* SET EXERCISE *
Write out each line exactly as it stands, please.

* DATA FOR PROCESSING *
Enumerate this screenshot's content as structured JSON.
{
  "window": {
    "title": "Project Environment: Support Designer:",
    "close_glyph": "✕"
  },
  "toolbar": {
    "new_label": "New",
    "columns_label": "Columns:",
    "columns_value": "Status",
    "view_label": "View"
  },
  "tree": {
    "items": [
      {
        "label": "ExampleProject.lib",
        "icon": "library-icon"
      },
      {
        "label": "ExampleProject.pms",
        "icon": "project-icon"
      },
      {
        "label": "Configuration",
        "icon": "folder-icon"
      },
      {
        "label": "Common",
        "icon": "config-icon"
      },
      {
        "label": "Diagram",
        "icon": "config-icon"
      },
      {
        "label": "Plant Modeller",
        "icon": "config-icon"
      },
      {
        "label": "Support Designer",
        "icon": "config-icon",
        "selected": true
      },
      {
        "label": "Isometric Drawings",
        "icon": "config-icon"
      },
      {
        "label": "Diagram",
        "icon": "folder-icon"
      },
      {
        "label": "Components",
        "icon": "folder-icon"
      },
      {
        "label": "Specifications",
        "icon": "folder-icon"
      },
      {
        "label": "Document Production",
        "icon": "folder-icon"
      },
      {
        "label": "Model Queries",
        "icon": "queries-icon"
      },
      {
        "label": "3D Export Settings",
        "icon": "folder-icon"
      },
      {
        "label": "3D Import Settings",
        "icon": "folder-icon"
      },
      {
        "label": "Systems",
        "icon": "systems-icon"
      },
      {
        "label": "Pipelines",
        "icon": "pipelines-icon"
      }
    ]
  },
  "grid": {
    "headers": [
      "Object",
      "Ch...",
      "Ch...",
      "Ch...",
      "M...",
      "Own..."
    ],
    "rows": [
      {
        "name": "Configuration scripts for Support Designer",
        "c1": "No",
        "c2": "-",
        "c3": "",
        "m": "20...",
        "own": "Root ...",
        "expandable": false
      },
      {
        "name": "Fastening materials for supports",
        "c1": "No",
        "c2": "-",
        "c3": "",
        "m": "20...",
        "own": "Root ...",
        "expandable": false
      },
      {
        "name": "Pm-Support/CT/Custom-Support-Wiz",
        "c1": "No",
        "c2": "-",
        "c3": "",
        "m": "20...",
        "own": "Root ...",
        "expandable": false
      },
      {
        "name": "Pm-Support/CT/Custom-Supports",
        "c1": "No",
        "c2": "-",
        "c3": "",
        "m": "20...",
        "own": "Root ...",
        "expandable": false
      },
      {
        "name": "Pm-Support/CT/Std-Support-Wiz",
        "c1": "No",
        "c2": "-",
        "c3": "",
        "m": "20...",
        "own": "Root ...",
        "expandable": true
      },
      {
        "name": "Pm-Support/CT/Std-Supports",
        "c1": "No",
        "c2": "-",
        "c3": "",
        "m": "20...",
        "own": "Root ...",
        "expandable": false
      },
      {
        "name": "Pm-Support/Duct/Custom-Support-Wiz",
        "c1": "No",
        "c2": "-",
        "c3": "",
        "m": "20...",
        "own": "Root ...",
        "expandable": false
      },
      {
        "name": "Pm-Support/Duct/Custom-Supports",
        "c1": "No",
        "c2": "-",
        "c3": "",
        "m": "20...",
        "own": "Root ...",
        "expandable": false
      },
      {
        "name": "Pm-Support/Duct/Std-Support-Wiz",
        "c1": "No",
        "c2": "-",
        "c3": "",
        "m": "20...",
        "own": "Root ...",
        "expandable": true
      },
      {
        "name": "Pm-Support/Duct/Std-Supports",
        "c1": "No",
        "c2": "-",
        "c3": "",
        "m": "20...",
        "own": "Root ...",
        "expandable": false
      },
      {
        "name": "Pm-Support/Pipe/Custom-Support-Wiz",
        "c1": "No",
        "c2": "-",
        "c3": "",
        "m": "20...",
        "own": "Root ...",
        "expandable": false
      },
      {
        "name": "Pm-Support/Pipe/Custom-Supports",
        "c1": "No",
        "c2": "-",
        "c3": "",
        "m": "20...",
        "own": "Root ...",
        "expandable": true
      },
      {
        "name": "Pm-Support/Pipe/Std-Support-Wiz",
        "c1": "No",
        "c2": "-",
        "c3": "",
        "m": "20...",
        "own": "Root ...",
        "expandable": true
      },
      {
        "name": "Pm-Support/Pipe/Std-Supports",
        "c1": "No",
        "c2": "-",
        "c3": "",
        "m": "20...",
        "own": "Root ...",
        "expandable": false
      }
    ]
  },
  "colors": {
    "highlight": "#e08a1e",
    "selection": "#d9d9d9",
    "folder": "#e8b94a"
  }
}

* EXPECTED ANSWER *
Enumerate this screenshot's content as structured JSON.
{
  "window": {
    "title": "Project Environment: Support Designer:",
    "close_glyph": "✕"
  },
  "toolbar": {
    "new_label": "New",
    "columns_label": "Columns:",
    "columns_value": "Status",
    "view_label": "View"
  },
  "tree": {
    "items": [
      {
        "label": "ExampleProject.lib",
        "icon": "library-icon"
      },
      {
        "label": "ExampleProject.pms",
        "icon": "project-icon"
      },
      {
        "label": "Configuration",
        "icon": "folder-icon"
      },
      {
        "label": "Common",
        "icon": "config-icon"
      },
      {
        "label": "Diagram",
        "icon": "config-icon"
      },
      {
        "label": "Plant Modeller",
        "icon": "config-icon"
      },
      {
        "label": "Support Designer",
        "icon": "config-icon",
        "selected": true
      },
      {
        "label": "Isometric Drawings",
        "icon": "config-icon"
      },
      {
        "label": "Diagram",
        "icon": "folder-icon"
      },
      {
        "label": "Components",
        "icon": "folder-icon"
      },
      {
        "label": "Specifications",
        "icon": "folder-icon"
      },
      {
        "label": "Document Production",
        "icon": "folder-icon"
      },
      {
        "label": "Model Queries",
        "icon": "queries-icon"
      },
      {
        "label": "3D Export Settings",
        "icon": "folder-icon"
      },
      {
        "label": "3D Import Settings",
        "icon": "folder-icon"
      },
      {
        "label": "Systems",
        "icon": "systems-icon"
      },
      {
        "label": "Pipelines",
        "icon": "pipelines-icon"
      }
    ]
  },
  "grid": {
    "headers": [
      "Object",
      "Ch...",
      "Ch...",
      "Ch...",
      "M...",
      "Own..."
    ],
    "rows": [
      {
        "name": "Configuration scripts for Support Designer",
        "c1": "No",
        "c2": "-",
        "c3": "",
        "m": "20...",
        "own": "Root ...",
        "expandable": false
      },
      {
        "name": "Fastening materials for supports",
        "c1": "No",
        "c2": "-",
        "c3": "",
        "m": "20...",
        "own": "Root ...",
        "expandable": false
      },
      {
        "name": "Pm-Support/CT/Custom-Support-Wiz",
        "c1": "No",
        "c2": "-",
        "c3": "",
        "m": "20...",
        "own": "Root ...",
        "expandable": false
      },
      {
        "name": "Pm-Support/CT/Custom-Supports",
        "c1": "No",
        "c2": "-",
        "c3": "",
        "m": "20...",
        "own": "Root ...",
        "expandable": false
      },
      {
        "name": "Pm-Support/CT/Std-Support-Wiz",
        "c1": "No",
        "c2": "-",
        "c3": "",
        "m": "20...",
        "own": "Root ...",
        "expandable": true
      },
      {
        "name": "Pm-Support/CT/Std-Supports",
        "c1": "No",
        "c2": "-",
        "c3": "",
        "m": "20...",
        "own": "Root ...",
        "expandable": false
      },
      {
        "name": "Pm-Support/Duct/Custom-Support-Wiz",
        "c1": "No",
        "c2": "-",
        "c3": "",
        "m": "20...",
        "own": "Root ...",
        "expandable": false
      },
      {
        "name": "Pm-Support/Duct/Custom-Supports",
        "c1": "No",
        "c2": "-",
        "c3": "",
        "m": "20...",
        "own": "Root ...",
        "expandable": false
      },
      {
        "name": "Pm-Support/Duct/Std-Support-Wiz",
        "c1": "No",
        "c2": "-",
        "c3": "",
        "m": "20...",
        "own": "Root ...",
        "expandable": true
      },
      {
        "name": "Pm-Support/Duct/Std-Supports",
        "c1": "No",
        "c2": "-",
        "c3": "",
        "m": "20...",
        "own": "Root ...",
        "expandable": false
      },
      {
        "name": "Pm-Support/Pipe/Custom-Support-Wiz",
        "c1": "No",
        "c2": "-",
        "c3": "",
        "m": "20...",
        "own": "Root ...",
        "expandable": false
      },
      {
        "name": "Pm-Support/Pipe/Custom-Supports",
        "c1": "No",
        "c2": "-",
        "c3": "",
        "m": "20...",
        "own": "Root ...",
        "expandable": true
      },
      {
        "name": "Pm-Support/Pipe/Std-Support-Wiz",
        "c1": "No",
        "c2": "-",
        "c3": "",
        "m": "20...",
        "own": "Root ...",
        "expandable": true
      },
      {
        "name": "Pm-Support/Pipe/Std-Supports",
        "c1": "No",
        "c2": "-",
        "c3": "",
        "m": "20...",
        "own": "Root ...",
        "expandable": false
      }
    ]
  },
  "colors": {
    "highlight": "#e08a1e",
    "selection": "#d9d9d9",
    "folder": "#e8b94a"
  }
}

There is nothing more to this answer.